#### Document segment
# Help with permits



## Kxyzle (Apr 18, 2011)

Hi I'm looking into setting up with an ape van I called my council to see if I could get a street trading licence but they don't do them. They seem to have said I can park up anywhere as long as the food agency have approved me and I have contacted the highways dept to check it's ok. This seems strange to me just wondering if anyone else has come across this. They said the location I am thinking of would be fine but the advised that if a member of the public asks me to move then I should just not sure if this all adds up

Thanks in advance


----------



## Swifty (Aug 30, 2010)

Hey,

Some councils require a STP and some don't If not all you have to do is not contravene any parking restrictions or enter private land without permission and you are good to go. Just make sure you are registered as a food premises with the council too.

Word or warning though, I have chatted with another mobile trader who was hoodwinked with an ape. He was told he could drive it to where it was required. It's only 50cc and he had to emty it and tow it to a location. Then set fit it out and set up before he could trade. They are handy for inner city, short moves but not truly mobile.

Best of luck dude


----------



## vintagecigarman (Aug 10, 2009)

#### Things to do
(1) Name every username that appears as a poster in the permits thread.
(2) Please duplicate the stretch of the permits thread from "## Kxyzle (Apr" through "(Aug 30, 2010)".
The listing that comes next is from a separate source.

#### Data section
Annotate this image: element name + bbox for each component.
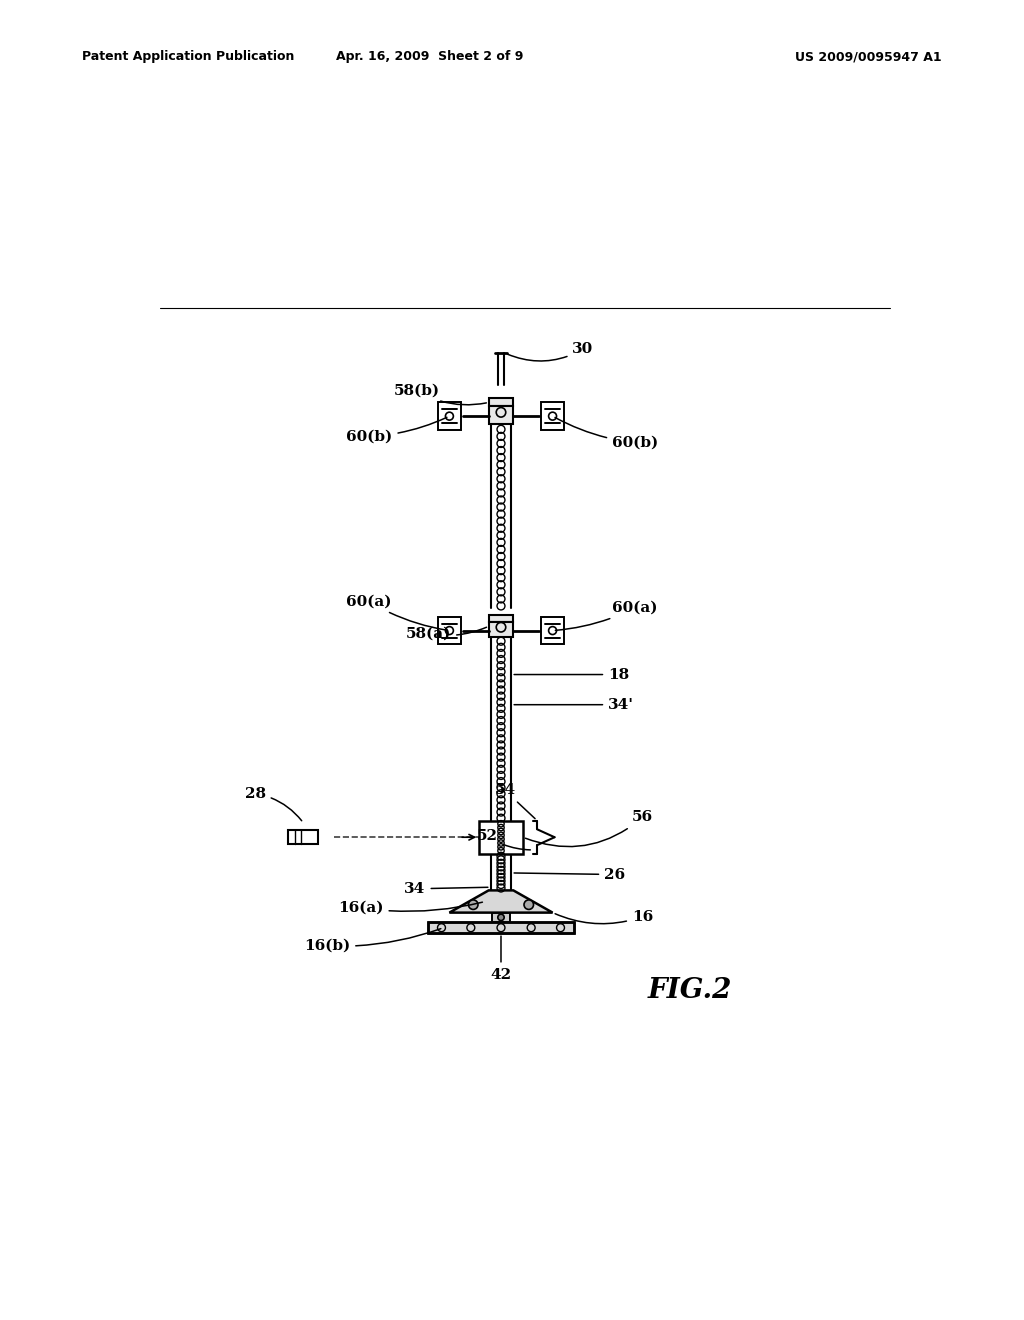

#### Replies
(1) Kxyzle, Swifty, vintagecigarman

(2)
## Kxyzle (Apr 18, 2011)

Hi I'm looking into setting up with an ape van I called my council to see if I could get a street trading licence but they don't do them. They seem to have said I can park up anywhere as long as the food agency have approved me and I have contacted the highways dept to check it's ok. This seems strange to me just wondering if anyone else has come across this. They said the location I am thinking of would be fine but the advised that if a member of the public asks me to move then I should just not sure if this all adds up

Thanks in advance


----------



## Swifty (Aug 30, 2010)